**Problem:** Retype, exactly as written, every line from the one containing "Give me the" through the last line of the records below, both included; skip the pictures.

====

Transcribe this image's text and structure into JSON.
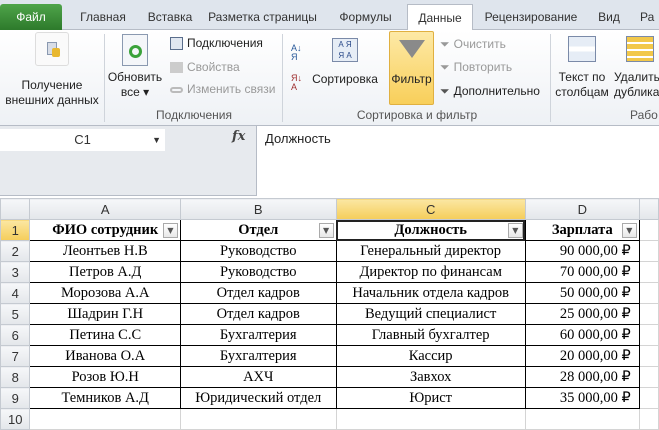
{
  "tabs": [
    "Файл",
    "Главная",
    "Вставка",
    "Разметка страницы",
    "Формулы",
    "Данные",
    "Рецензирование",
    "Вид",
    "Ра"
  ],
  "ribbon": {
    "get_external": "Получение внешних данных",
    "refresh_all_1": "Обновить",
    "refresh_all_2": "все",
    "connections": "Подключения",
    "properties": "Свойства",
    "edit_links": "Изменить связи",
    "group_connections": "Подключения",
    "sort": "Сортировка",
    "filter": "Фильтр",
    "clear": "Очистить",
    "reapply": "Повторить",
    "advanced": "Дополнительно",
    "group_sort_filter": "Сортировка и фильтр",
    "text_to_columns_1": "Текст по",
    "text_to_columns_2": "столбцам",
    "remove_dup_1": "Удалить",
    "remove_dup_2": "дубликаты",
    "group_data_tools": "Рабо"
  },
  "formula_bar": {
    "name_box": "C1",
    "fx": "fx",
    "content": "Должность"
  },
  "columns": [
    "A",
    "B",
    "C",
    "D"
  ],
  "headers": [
    "ФИО сотрудник",
    "Отдел",
    "Должность",
    "Зарплата"
  ],
  "rows": [
    [
      "Леонтьев Н.В",
      "Руководство",
      "Генеральный директор",
      "90 000,00 ₽"
    ],
    [
      "Петров А.Д",
      "Руководство",
      "Директор по финансам",
      "70 000,00 ₽"
    ],
    [
      "Морозова А.А",
      "Отдел кадров",
      "Начальник отдела кадров",
      "50 000,00 ₽"
    ],
    [
      "Шадрин Г.Н",
      "Отдел кадров",
      "Ведущий специалист",
      "25 000,00 ₽"
    ],
    [
      "Петина С.С",
      "Бухгалтерия",
      "Главный бухгалтер",
      "60 000,00 ₽"
    ],
    [
      "Иванова О.А",
      "Бухгалтерия",
      "Кассир",
      "20 000,00 ₽"
    ],
    [
      "Розов Ю.Н",
      "АХЧ",
      "Завхох",
      "28 000,00 ₽"
    ],
    [
      "Темников А.Д",
      "Юридический отдел",
      "Юрист",
      "35 000,00 ₽"
    ]
  ],
  "row_numbers": [
    "1",
    "2",
    "3",
    "4",
    "5",
    "6",
    "7",
    "8",
    "9",
    "10"
  ]
}
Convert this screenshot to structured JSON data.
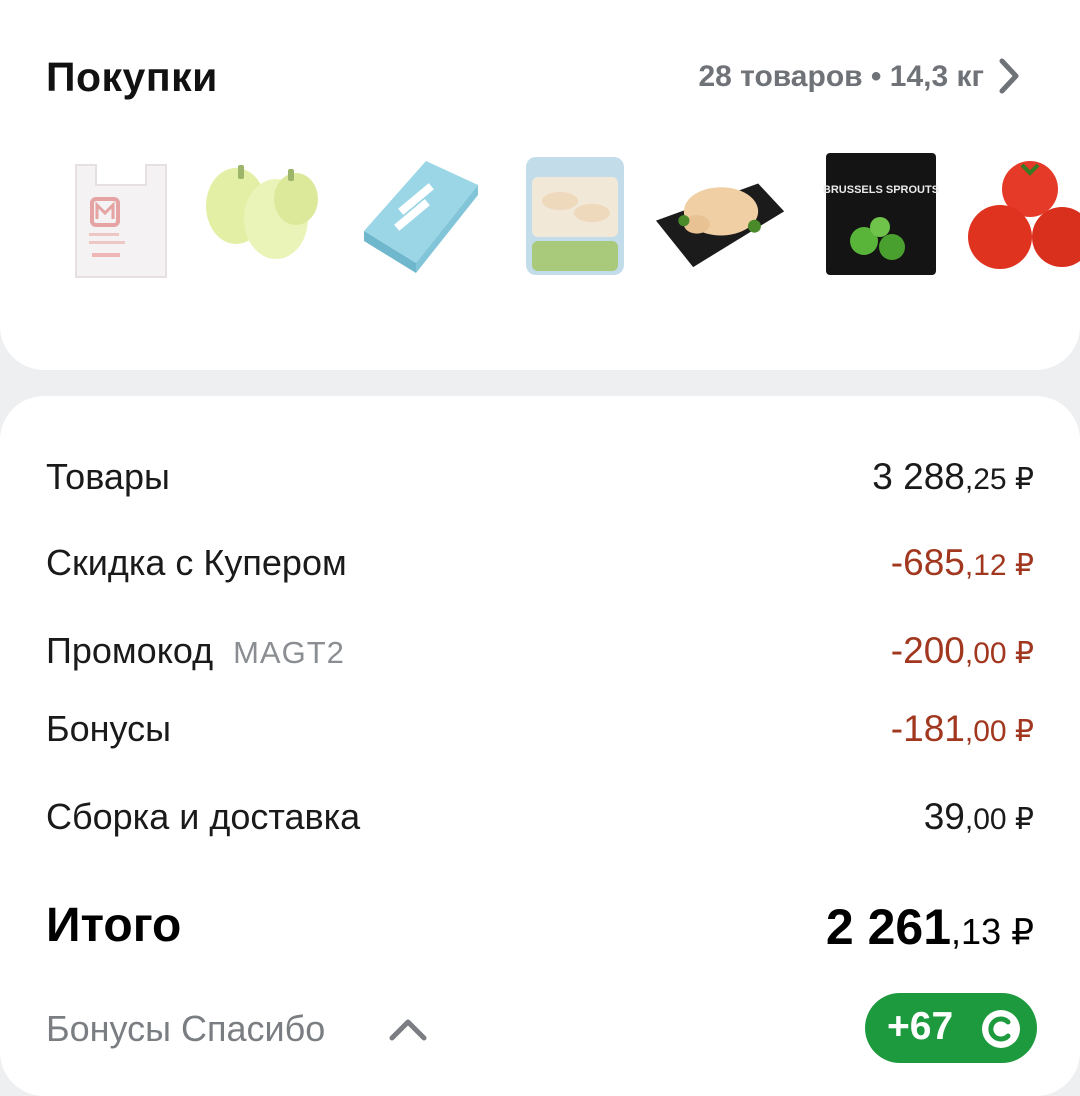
{
  "purchases": {
    "title": "Покупки",
    "meta": "28 товаров • 14,3 кг",
    "products": [
      {
        "icon": "magnit-bag-icon"
      },
      {
        "icon": "yellow-peppers-icon"
      },
      {
        "icon": "plombir-icecream-icon"
      },
      {
        "icon": "chicken-legs-pack-icon"
      },
      {
        "icon": "whole-chicken-icon"
      },
      {
        "icon": "brussels-sprouts-pack-icon",
        "text": "BRUSSELS SPROUTS"
      },
      {
        "icon": "tomatoes-icon"
      }
    ]
  },
  "summary": {
    "goods": {
      "label": "Товары",
      "int": "3 288",
      "dec": ",25 ₽"
    },
    "discount": {
      "label": "Скидка с Купером",
      "int": "-685",
      "dec": ",12 ₽"
    },
    "promo": {
      "label": "Промокод",
      "code": "MAGT2",
      "int": "-200",
      "dec": ",00 ₽"
    },
    "bonuses": {
      "label": "Бонусы",
      "int": "-181",
      "dec": ",00 ₽"
    },
    "delivery": {
      "label": "Сборка и доставка",
      "int": "39",
      "dec": ",00 ₽"
    },
    "total": {
      "label": "Итого",
      "int": "2 261",
      "dec": ",13 ₽"
    },
    "spasibo": {
      "label": "Бонусы Спасибо",
      "badge": "+67",
      "badge_icon": "spasibo-coin-icon"
    }
  },
  "colors": {
    "negative": "#a1371f",
    "badge": "#1d9a3e",
    "muted": "#7a7d81"
  }
}
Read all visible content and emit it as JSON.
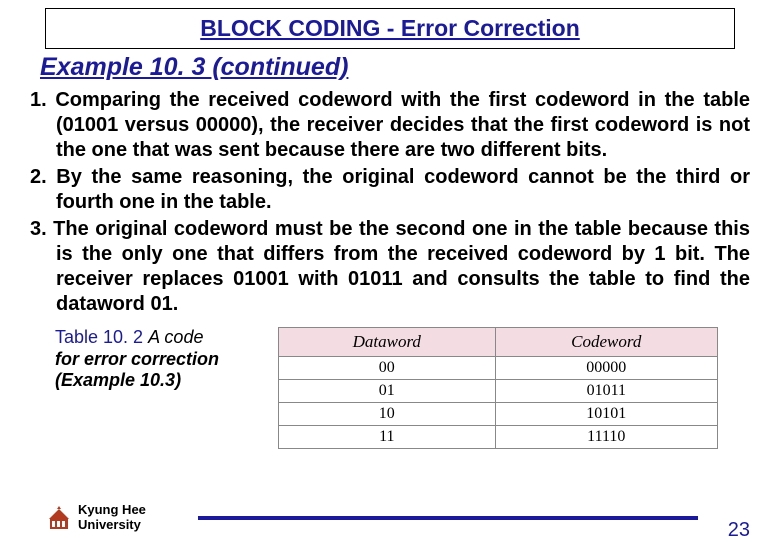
{
  "title": "BLOCK CODING - Error Correction",
  "subtitle": "Example 10. 3 (continued)",
  "items": [
    "1. Comparing the received codeword with the first codeword in the table (01001 versus 00000), the receiver decides that the first codeword is not the one that was sent because there are two different bits.",
    "2. By the same reasoning, the original codeword cannot be the third or fourth one in the table.",
    "3. The original codeword must be the second one in the table because this is the only one that differs from the received codeword by 1 bit. The receiver replaces 01001 with 01011 and consults the table to find the dataword  01."
  ],
  "table_caption": {
    "num": "Table 10. 2",
    "desc": "A code",
    "sub": "for error correction (Example 10.3)"
  },
  "table": {
    "headers": [
      "Dataword",
      "Codeword"
    ],
    "rows": [
      [
        "00",
        "00000"
      ],
      [
        "01",
        "01011"
      ],
      [
        "10",
        "10101"
      ],
      [
        "11",
        "11110"
      ]
    ]
  },
  "university": {
    "line1": "Kyung Hee",
    "line2": "University"
  },
  "page_number": "23",
  "chart_data": {
    "type": "table",
    "title": "Table 10.2 A code for error correction (Example 10.3)",
    "columns": [
      "Dataword",
      "Codeword"
    ],
    "rows": [
      {
        "Dataword": "00",
        "Codeword": "00000"
      },
      {
        "Dataword": "01",
        "Codeword": "01011"
      },
      {
        "Dataword": "10",
        "Codeword": "10101"
      },
      {
        "Dataword": "11",
        "Codeword": "11110"
      }
    ]
  }
}
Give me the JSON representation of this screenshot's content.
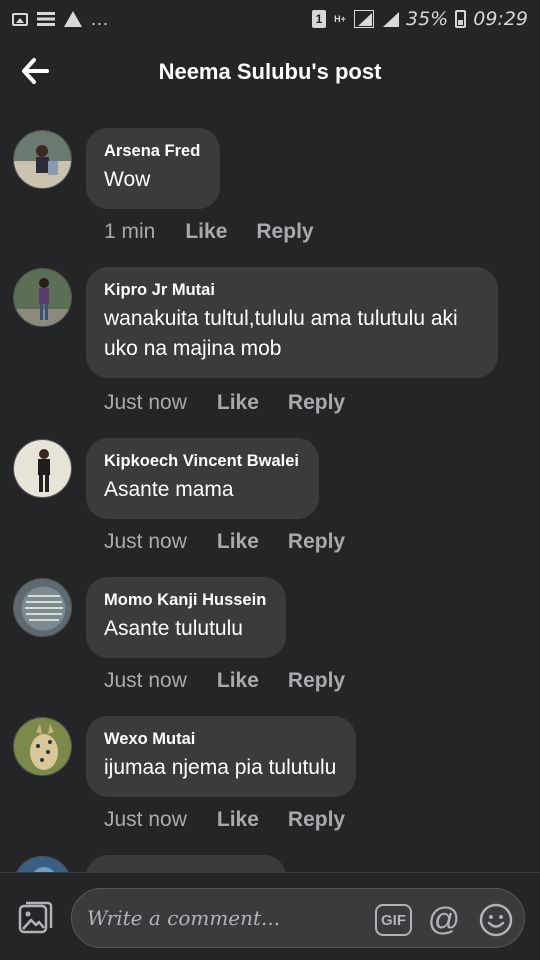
{
  "status_bar": {
    "battery_percent": "35%",
    "time": "09:29",
    "sim_label": "1",
    "network_label": "H+",
    "dots": "...",
    "icons": [
      "gallery-icon",
      "list-icon",
      "warning-icon",
      "sim-icon",
      "hplus-icon",
      "signal-icon",
      "signal-icon",
      "battery-icon"
    ]
  },
  "header": {
    "title": "Neema Sulubu's post",
    "back_icon": "arrow-left-icon"
  },
  "comments": [
    {
      "author": "Arsena Fred",
      "text": "Wow",
      "time": "1 min",
      "like": "Like",
      "reply": "Reply"
    },
    {
      "author": "Kipro Jr Mutai",
      "text": "wanakuita tultul,tululu ama tulutulu aki uko na majina mob",
      "time": "Just now",
      "like": "Like",
      "reply": "Reply"
    },
    {
      "author": "Kipkoech Vincent Bwalei",
      "text": "Asante mama",
      "time": "Just now",
      "like": "Like",
      "reply": "Reply"
    },
    {
      "author": "Momo Kanji Hussein",
      "text": "Asante tulutulu",
      "time": "Just now",
      "like": "Like",
      "reply": "Reply"
    },
    {
      "author": "Wexo Mutai",
      "text": "ijumaa njema pia tulutulu",
      "time": "Just now",
      "like": "Like",
      "reply": "Reply"
    }
  ],
  "composer": {
    "placeholder": "Write a comment...",
    "gif_label": "GIF",
    "at_label": "@",
    "icons": [
      "photo-icon",
      "gif-icon",
      "at-icon",
      "emoji-icon"
    ]
  },
  "colors": {
    "background": "#242526",
    "bubble": "#3a3b3c",
    "meta_text": "#a8aaad"
  }
}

====

**Response for this exercise:**
Give me the JSON representation of this screenshot's content.
{
  "status_bar": {
    "battery_percent": "35%",
    "time": "09:29",
    "sim_label": "1",
    "network_label": "H+",
    "dots": "...",
    "icons": [
      "gallery-icon",
      "list-icon",
      "warning-icon",
      "sim-icon",
      "hplus-icon",
      "signal-icon",
      "signal-icon",
      "battery-icon"
    ]
  },
  "header": {
    "title": "Neema Sulubu's post",
    "back_icon": "arrow-left-icon"
  },
  "comments": [
    {
      "author": "Arsena Fred",
      "text": "Wow",
      "time": "1 min",
      "like": "Like",
      "reply": "Reply"
    },
    {
      "author": "Kipro Jr Mutai",
      "text": "wanakuita tultul,tululu ama tulutulu aki uko na majina mob",
      "time": "Just now",
      "like": "Like",
      "reply": "Reply"
    },
    {
      "author": "Kipkoech Vincent Bwalei",
      "text": "Asante mama",
      "time": "Just now",
      "like": "Like",
      "reply": "Reply"
    },
    {
      "author": "Momo Kanji Hussein",
      "text": "Asante tulutulu",
      "time": "Just now",
      "like": "Like",
      "reply": "Reply"
    },
    {
      "author": "Wexo Mutai",
      "text": "ijumaa njema pia tulutulu",
      "time": "Just now",
      "like": "Like",
      "reply": "Reply"
    }
  ],
  "composer": {
    "placeholder": "Write a comment...",
    "gif_label": "GIF",
    "at_label": "@",
    "icons": [
      "photo-icon",
      "gif-icon",
      "at-icon",
      "emoji-icon"
    ]
  },
  "colors": {
    "background": "#242526",
    "bubble": "#3a3b3c",
    "meta_text": "#a8aaad"
  }
}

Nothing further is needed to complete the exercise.